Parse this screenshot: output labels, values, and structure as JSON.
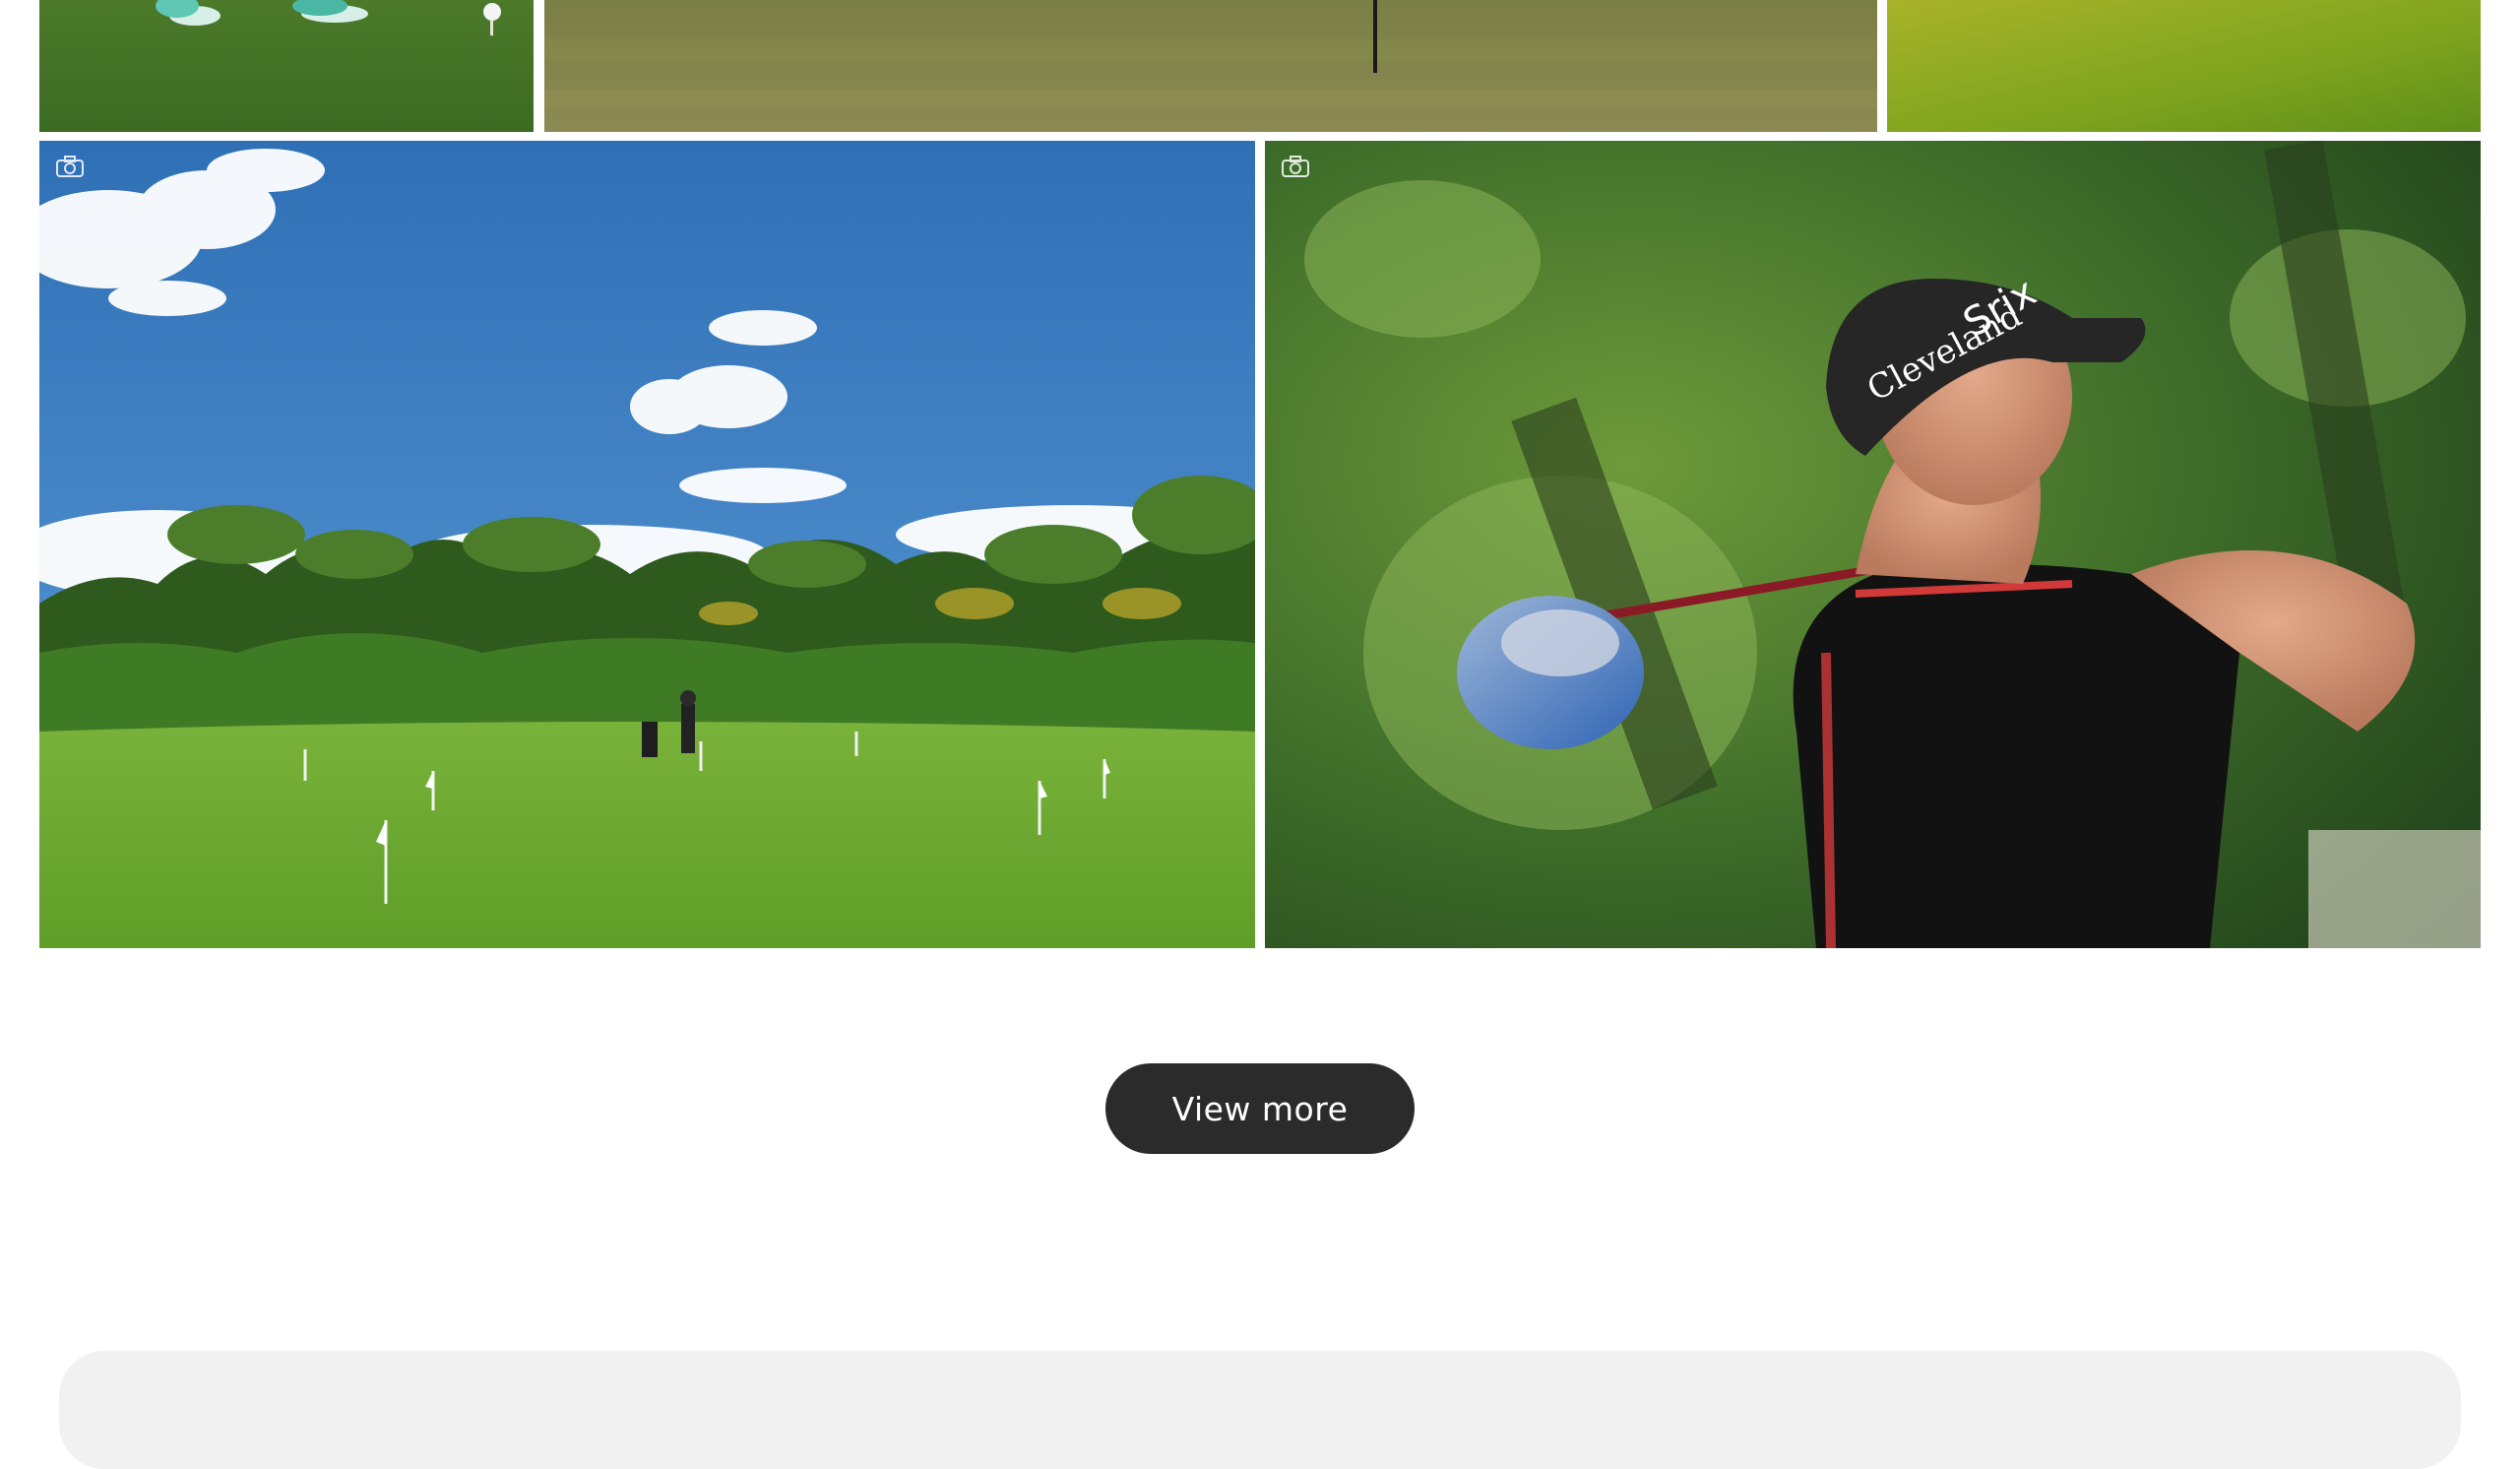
{
  "gallery": {
    "photos": [
      {
        "subject": "golfer feet with ball on tee"
      },
      {
        "subject": "fairway with flagstick"
      },
      {
        "subject": "bright green fairway"
      },
      {
        "subject": "putting green with palm trees and blue sky"
      },
      {
        "subject": "golfer mid-swing close-up"
      }
    ],
    "camera_icon": "camera-icon"
  },
  "view_more_label": "View more",
  "colors": {
    "button_bg": "#2b2b2b",
    "button_text": "#ffffff",
    "footer_panel_bg": "#f1f1f1"
  }
}
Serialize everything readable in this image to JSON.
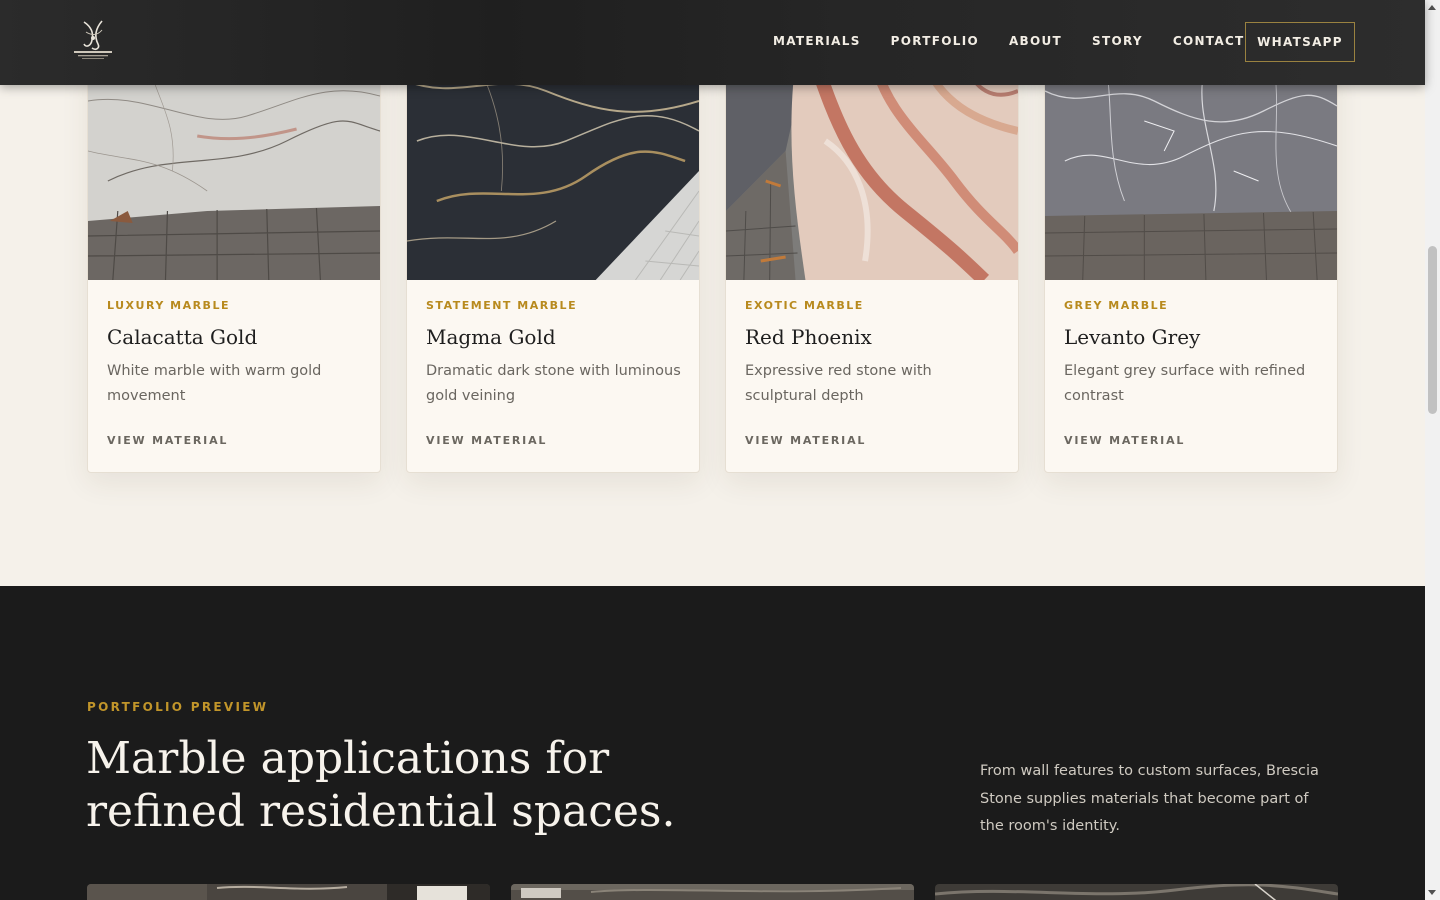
{
  "header": {
    "nav": [
      "MATERIALS",
      "PORTFOLIO",
      "ABOUT",
      "STORY",
      "CONTACT"
    ],
    "cta_label": "WHATSAPP"
  },
  "materials": {
    "cards": [
      {
        "category": "LUXURY MARBLE",
        "title": "Calacatta Gold",
        "description": "White marble with warm gold movement",
        "link_label": "VIEW MATERIAL"
      },
      {
        "category": "STATEMENT MARBLE",
        "title": "Magma Gold",
        "description": "Dramatic dark stone with luminous gold veining",
        "link_label": "VIEW MATERIAL"
      },
      {
        "category": "EXOTIC MARBLE",
        "title": "Red Phoenix",
        "description": "Expressive red stone with sculptural depth",
        "link_label": "VIEW MATERIAL"
      },
      {
        "category": "GREY MARBLE",
        "title": "Levanto Grey",
        "description": "Elegant grey surface with refined contrast",
        "link_label": "VIEW MATERIAL"
      }
    ]
  },
  "portfolio": {
    "eyebrow": "PORTFOLIO PREVIEW",
    "heading": "Marble applications for refined residential spaces.",
    "description": "From wall features to custom surfaces, Brescia Stone supplies materials that become part of the room's identity."
  },
  "colors": {
    "accent_gold": "#b88a1e",
    "eyebrow_gold": "#c1952a",
    "header_bg": "#262626",
    "page_bg": "#f5f1ea",
    "dark_section_bg": "#1b1b1b"
  }
}
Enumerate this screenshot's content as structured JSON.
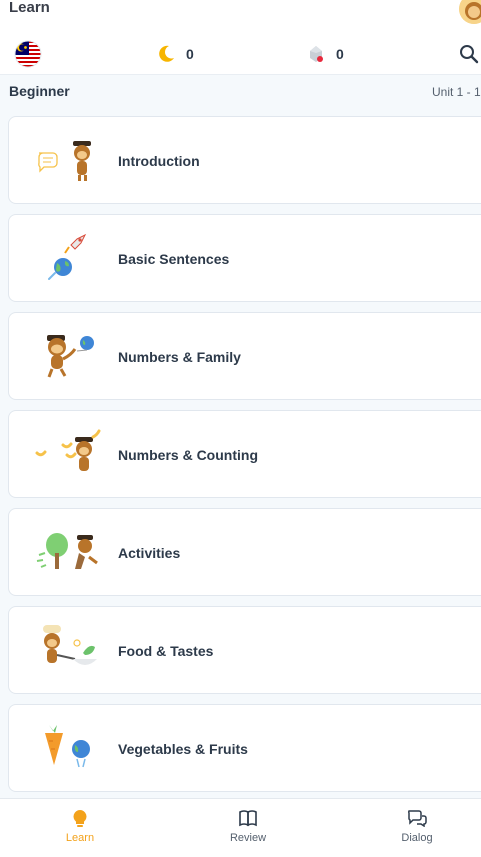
{
  "header": {
    "title": "Learn",
    "streak_count": "0",
    "gems_count": "0",
    "flag": "malaysia-flag-icon",
    "accent": "#f3a21b"
  },
  "section": {
    "title": "Beginner",
    "range": "Unit 1 - 1"
  },
  "lessons": [
    {
      "label": "Introduction",
      "icon": "monkey-speech-icon"
    },
    {
      "label": "Basic Sentences",
      "icon": "rocket-globe-icon"
    },
    {
      "label": "Numbers & Family",
      "icon": "monkey-balloon-icon"
    },
    {
      "label": "Numbers & Counting",
      "icon": "monkey-bananas-icon"
    },
    {
      "label": "Activities",
      "icon": "monkey-running-icon"
    },
    {
      "label": "Food & Tastes",
      "icon": "monkey-chef-icon"
    },
    {
      "label": "Vegetables & Fruits",
      "icon": "carrot-icon"
    }
  ],
  "nav": {
    "learn": "Learn",
    "review": "Review",
    "dialog": "Dialog"
  }
}
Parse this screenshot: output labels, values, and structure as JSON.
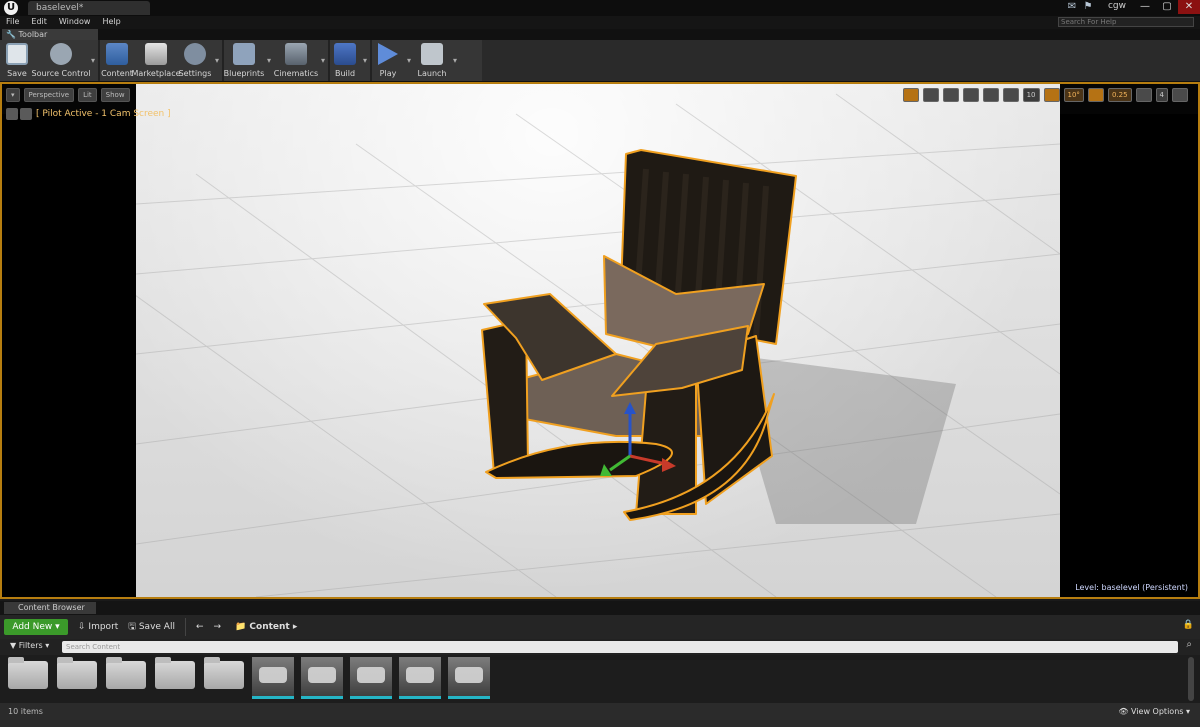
{
  "titlebar": {
    "doc_tab": "baselevel*",
    "user": "cgw",
    "controls": {
      "minimize": "—",
      "maximize": "▢",
      "close": "✕"
    }
  },
  "menu": {
    "items": [
      "File",
      "Edit",
      "Window",
      "Help"
    ],
    "search_placeholder": "Search For Help"
  },
  "toolbar_tab": "Toolbar",
  "toolbar": {
    "items": [
      {
        "label": "Save",
        "icon": "save-icon"
      },
      {
        "label": "Source Control",
        "icon": "source-control-icon"
      },
      {
        "label": "Content",
        "icon": "content-icon"
      },
      {
        "label": "Marketplace",
        "icon": "marketplace-icon"
      },
      {
        "label": "Settings",
        "icon": "settings-icon"
      },
      {
        "label": "Blueprints",
        "icon": "blueprints-icon"
      },
      {
        "label": "Cinematics",
        "icon": "cinematics-icon"
      },
      {
        "label": "Build",
        "icon": "build-icon"
      },
      {
        "label": "Play",
        "icon": "play-icon"
      },
      {
        "label": "Launch",
        "icon": "launch-icon"
      }
    ]
  },
  "viewport": {
    "buttons": {
      "perspective": "Perspective",
      "lit": "Lit",
      "show": "Show"
    },
    "pilot_text": "[ Pilot Active - 1 Cam Screen ]",
    "grid_snap": "10",
    "rot_snap": "10°",
    "scale_snap": "0.25",
    "camera_speed": "4",
    "level_label": "Level:",
    "level_name": "baselevel (Persistent)",
    "colors": {
      "border": "#b77e10",
      "selection": "#f0a020"
    }
  },
  "content_browser": {
    "tab": "Content Browser",
    "add_new": "Add New",
    "import": "Import",
    "save_all": "Save All",
    "crumb": "Content",
    "filters": "Filters",
    "search_placeholder": "Search Content",
    "items_count": "10 items",
    "view_options": "View Options"
  }
}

----

» **Exercise details**: Return only the count of lines in the records that hold the word "subject".

» **Completed exercise**: 5